*Task statement:*
Of all the lines in the records, how many hold the word "increasing"? Answer with the number only.

*Available records:*

● ● ● ●

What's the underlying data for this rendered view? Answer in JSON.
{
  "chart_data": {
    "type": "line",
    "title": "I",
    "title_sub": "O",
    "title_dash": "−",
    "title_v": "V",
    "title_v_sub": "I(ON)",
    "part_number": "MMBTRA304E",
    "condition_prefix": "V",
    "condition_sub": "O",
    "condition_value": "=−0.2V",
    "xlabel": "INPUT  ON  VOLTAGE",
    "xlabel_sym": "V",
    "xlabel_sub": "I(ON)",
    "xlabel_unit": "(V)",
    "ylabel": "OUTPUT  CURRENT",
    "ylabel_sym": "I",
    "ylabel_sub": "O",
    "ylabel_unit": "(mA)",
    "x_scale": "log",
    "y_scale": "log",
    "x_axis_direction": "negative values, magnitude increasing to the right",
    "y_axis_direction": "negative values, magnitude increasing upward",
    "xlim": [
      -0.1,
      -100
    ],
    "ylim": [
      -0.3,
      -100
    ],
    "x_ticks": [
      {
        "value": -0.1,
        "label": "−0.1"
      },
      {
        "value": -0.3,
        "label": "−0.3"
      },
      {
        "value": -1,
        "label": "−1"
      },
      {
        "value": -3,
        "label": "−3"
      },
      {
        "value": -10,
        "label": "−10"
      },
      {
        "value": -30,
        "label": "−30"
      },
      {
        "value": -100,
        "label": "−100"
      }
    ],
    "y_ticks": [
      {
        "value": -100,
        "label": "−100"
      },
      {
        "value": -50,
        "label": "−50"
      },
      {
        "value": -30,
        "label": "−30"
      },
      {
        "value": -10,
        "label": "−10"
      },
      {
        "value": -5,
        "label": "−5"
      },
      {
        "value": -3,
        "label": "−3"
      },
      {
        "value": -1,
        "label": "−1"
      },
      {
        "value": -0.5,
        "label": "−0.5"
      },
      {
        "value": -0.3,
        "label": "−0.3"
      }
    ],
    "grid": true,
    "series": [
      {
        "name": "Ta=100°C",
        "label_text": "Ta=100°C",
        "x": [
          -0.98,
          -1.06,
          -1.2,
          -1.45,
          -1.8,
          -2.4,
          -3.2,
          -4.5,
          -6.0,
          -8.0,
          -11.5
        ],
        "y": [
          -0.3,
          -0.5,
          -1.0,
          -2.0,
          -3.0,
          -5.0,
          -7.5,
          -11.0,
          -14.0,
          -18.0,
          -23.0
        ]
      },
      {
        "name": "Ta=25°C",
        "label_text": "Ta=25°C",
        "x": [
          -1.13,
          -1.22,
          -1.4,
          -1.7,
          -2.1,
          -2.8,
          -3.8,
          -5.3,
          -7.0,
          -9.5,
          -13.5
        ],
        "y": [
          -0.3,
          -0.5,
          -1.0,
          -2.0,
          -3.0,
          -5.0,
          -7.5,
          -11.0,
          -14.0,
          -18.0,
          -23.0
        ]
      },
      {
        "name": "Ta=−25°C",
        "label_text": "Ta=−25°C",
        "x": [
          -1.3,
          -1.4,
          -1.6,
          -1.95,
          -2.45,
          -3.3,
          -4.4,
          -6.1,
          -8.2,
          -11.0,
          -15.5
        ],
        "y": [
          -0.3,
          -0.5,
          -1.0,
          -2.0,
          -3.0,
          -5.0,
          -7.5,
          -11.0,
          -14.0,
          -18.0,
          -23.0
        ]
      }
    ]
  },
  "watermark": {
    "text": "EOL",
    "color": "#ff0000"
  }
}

● ● ● ●

*Reply:*
2